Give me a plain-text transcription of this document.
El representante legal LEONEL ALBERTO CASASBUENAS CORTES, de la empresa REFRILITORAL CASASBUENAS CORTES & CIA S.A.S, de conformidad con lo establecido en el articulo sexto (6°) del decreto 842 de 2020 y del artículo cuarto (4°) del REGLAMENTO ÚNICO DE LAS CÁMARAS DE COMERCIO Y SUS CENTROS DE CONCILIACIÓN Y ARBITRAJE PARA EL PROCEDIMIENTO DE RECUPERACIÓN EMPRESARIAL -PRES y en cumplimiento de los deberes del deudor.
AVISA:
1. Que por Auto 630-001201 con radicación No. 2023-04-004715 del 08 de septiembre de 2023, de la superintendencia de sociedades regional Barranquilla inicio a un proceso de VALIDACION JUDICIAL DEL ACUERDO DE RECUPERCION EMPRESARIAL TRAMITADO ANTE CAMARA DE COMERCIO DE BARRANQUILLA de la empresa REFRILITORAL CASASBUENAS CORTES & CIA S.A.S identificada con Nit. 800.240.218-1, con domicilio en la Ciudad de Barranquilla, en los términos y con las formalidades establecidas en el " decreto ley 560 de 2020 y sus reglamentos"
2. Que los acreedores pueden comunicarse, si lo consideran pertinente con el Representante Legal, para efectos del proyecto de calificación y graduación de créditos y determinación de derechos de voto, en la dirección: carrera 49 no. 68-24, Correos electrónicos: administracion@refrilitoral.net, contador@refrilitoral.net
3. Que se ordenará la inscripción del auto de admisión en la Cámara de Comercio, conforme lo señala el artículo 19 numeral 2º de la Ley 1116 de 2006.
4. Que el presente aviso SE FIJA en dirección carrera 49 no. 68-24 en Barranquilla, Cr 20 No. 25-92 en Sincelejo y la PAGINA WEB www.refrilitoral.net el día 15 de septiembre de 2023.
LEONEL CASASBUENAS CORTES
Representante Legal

◆ ◆ ◆ ◆ ◆ ◆ ◆

Retype every entry above, word for word.

Give me a plain-text transcription of this document.
El representante legal LEONEL ALBERTO CASASBUENAS CORTES, de la empresa REFRILITORAL CASASBUENAS CORTES & CIA S.A.S, de conformidad con lo establecido en el articulo sexto (6°) del decreto 842 de 2020 y del artículo cuarto (4°) del REGLAMENTO ÚNICO DE LAS CÁMARAS DE COMERCIO Y SUS CENTROS DE CONCILIACIÓN Y ARBITRAJE PARA EL PROCEDIMIENTO DE RECUPERACIÓN EMPRESARIAL -PRES y en cumplimiento de los deberes del deudor.
AVISA:
1. Que por Auto 630-001201 con radicación No. 2023-04-004715 del 08 de septiembre de 2023, de la superintendencia de sociedades regional Barranquilla inicio a un proceso de VALIDACION JUDICIAL DEL ACUERDO DE RECUPERCION EMPRESARIAL TRAMITADO ANTE CAMARA DE COMERCIO DE BARRANQUILLA de la empresa REFRILITORAL CASASBUENAS CORTES & CIA S.A.S identificada con Nit. 800.240.218-1, con domicilio en la Ciudad de Barranquilla, en los términos y con las formalidades establecidas en el " decreto ley 560 de 2020 y sus reglamentos"
2. Que los acreedores pueden comunicarse, si lo consideran pertinente con el Representante Legal, para efectos del proyecto de calificación y graduación de créditos y determinación de derechos de voto, en la dirección: carrera 49 no. 68-24, Correos electrónicos: administracion@refrilitoral.net, contador@refrilitoral.net
3. Que se ordenará la inscripción del auto de admisión en la Cámara de Comercio, conforme lo señala el artículo 19 numeral 2º de la Ley 1116 de 2006.
4. Que el presente aviso SE FIJA en dirección carrera 49 no. 68-24 en Barranquilla, Cr 20 No. 25-92 en Sincelejo y la PAGINA WEB www.refrilitoral.net el día 15 de septiembre de 2023.
LEONEL CASASBUENAS CORTES
Representante Legal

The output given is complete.